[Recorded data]
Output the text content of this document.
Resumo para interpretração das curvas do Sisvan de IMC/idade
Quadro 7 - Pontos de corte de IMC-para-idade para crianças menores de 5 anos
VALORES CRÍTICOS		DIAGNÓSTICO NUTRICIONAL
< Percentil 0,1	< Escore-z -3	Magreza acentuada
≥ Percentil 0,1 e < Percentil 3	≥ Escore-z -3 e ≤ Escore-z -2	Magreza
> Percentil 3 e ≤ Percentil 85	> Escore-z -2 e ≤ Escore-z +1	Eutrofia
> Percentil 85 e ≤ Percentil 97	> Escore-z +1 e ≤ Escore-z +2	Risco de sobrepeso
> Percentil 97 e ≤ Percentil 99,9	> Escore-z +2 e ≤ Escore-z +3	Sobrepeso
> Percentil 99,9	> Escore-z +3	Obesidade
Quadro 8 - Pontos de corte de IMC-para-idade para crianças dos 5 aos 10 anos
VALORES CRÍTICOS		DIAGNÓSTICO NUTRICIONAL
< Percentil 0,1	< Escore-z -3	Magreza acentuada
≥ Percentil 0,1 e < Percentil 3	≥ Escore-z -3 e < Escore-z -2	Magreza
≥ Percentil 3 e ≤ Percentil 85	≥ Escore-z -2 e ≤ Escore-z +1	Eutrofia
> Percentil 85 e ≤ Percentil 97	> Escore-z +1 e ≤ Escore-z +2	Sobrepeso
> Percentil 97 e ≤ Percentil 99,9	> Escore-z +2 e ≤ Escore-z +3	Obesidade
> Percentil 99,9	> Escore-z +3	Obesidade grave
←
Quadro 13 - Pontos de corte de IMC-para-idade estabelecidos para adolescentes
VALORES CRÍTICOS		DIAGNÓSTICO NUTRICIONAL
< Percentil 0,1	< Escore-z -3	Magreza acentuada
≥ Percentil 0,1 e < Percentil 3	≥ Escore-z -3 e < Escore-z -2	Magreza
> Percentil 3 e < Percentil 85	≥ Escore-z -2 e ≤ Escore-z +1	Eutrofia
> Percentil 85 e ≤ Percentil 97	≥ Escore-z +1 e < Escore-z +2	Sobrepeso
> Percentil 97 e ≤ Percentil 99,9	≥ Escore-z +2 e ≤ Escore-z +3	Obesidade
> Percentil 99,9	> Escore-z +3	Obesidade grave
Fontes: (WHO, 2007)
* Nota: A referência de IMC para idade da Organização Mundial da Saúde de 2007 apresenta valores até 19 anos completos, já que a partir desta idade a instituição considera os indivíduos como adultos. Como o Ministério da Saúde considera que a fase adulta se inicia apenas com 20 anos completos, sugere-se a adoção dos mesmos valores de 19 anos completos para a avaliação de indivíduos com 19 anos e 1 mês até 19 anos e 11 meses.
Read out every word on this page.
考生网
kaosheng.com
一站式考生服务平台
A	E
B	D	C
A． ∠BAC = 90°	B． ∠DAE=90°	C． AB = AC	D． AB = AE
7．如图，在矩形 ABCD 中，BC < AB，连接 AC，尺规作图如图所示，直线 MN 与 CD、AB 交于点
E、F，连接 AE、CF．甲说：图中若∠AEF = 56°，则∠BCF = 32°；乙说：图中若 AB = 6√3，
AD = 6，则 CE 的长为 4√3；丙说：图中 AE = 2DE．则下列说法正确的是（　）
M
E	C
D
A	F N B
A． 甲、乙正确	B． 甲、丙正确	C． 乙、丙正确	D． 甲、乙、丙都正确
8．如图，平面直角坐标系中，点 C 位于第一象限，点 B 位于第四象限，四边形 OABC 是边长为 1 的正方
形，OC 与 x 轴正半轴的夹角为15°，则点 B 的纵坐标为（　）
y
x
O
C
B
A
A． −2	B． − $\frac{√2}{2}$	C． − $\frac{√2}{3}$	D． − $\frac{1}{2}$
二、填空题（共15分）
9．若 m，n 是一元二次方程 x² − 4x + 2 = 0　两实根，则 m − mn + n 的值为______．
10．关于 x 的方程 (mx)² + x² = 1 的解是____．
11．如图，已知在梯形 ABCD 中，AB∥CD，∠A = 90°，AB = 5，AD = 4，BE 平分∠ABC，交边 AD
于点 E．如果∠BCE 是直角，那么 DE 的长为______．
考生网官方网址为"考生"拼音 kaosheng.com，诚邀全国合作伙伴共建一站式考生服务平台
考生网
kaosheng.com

§ **TASK TO COMPLETE**: Which lines hold the word "crianças"? Copy all of them.

§ **TASK RESPONSE**:
Quadro 7 - Pontos de corte de IMC-para-idade para crianças menores de 5 anos
Quadro 8 - Pontos de corte de IMC-para-idade para crianças dos 5 aos 10 anos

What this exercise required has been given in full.